* What the exercise asks:
Pick out every line of the records that contains the string "interactable", matching case exactly, and copy each of those lines in full.

:: Information given ::

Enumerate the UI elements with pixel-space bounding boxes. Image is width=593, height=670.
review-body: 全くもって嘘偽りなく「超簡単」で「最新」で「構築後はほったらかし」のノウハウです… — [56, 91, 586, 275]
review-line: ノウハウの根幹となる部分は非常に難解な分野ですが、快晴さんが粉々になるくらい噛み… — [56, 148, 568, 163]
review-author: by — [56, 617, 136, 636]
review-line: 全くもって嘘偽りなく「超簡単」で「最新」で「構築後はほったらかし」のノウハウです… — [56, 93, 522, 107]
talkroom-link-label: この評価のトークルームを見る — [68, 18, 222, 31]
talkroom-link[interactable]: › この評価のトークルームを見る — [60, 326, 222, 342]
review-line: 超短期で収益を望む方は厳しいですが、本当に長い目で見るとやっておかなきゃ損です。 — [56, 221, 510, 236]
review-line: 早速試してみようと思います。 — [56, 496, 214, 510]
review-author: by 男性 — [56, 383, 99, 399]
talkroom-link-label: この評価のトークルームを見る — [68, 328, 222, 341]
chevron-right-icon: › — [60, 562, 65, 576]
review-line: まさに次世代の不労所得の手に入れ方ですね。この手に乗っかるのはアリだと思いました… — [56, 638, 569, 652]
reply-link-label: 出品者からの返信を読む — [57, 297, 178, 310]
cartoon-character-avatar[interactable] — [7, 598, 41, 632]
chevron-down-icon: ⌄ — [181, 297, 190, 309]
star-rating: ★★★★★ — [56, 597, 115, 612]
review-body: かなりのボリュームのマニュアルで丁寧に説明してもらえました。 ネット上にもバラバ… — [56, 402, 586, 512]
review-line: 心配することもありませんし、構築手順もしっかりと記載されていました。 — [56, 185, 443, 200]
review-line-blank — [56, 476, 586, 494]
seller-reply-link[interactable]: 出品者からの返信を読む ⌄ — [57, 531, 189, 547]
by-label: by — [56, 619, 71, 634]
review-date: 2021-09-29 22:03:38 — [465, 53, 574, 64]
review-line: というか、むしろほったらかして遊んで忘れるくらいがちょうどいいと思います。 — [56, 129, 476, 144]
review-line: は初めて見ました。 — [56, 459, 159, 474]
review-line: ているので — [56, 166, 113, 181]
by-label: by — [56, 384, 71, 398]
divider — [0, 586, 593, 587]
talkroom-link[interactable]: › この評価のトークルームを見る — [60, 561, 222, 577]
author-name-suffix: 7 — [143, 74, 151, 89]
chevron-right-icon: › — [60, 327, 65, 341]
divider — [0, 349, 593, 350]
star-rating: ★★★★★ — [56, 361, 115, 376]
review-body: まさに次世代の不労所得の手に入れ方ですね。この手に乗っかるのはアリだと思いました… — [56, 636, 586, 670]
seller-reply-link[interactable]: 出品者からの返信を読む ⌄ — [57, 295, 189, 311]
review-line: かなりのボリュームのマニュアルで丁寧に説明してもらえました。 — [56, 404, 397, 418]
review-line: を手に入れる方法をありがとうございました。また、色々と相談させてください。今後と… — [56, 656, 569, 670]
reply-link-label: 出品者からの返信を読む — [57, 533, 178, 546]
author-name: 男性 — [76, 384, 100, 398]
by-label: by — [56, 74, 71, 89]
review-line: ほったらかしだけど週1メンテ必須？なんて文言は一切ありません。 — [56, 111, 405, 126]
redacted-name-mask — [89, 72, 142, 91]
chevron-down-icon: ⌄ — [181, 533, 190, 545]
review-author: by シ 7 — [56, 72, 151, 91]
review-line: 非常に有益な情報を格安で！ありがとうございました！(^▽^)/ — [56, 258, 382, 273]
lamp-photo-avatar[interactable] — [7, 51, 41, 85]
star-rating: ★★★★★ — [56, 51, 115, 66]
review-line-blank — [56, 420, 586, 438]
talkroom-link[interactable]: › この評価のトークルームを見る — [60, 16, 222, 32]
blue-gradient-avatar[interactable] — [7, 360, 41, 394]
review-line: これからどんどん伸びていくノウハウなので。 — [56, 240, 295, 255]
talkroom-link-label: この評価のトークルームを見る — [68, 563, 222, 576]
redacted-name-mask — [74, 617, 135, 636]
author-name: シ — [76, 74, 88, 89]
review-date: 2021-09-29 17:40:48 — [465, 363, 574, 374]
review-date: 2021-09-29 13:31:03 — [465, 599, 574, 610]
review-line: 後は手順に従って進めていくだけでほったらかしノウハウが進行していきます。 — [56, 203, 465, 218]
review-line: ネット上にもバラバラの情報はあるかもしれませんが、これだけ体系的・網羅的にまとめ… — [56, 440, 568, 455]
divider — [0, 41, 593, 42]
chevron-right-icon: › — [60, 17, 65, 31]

:::

* Written solution:
talkroom-link[interactable]: › この評価のトークルームを見る — [60, 326, 222, 342]
cartoon-character-avatar[interactable] — [7, 598, 41, 632]
seller-reply-link[interactable]: 出品者からの返信を読む ⌄ — [57, 531, 189, 547]
talkroom-link[interactable]: › この評価のトークルームを見る — [60, 561, 222, 577]
seller-reply-link[interactable]: 出品者からの返信を読む ⌄ — [57, 295, 189, 311]
lamp-photo-avatar[interactable] — [7, 51, 41, 85]
talkroom-link[interactable]: › この評価のトークルームを見る — [60, 16, 222, 32]
blue-gradient-avatar[interactable] — [7, 360, 41, 394]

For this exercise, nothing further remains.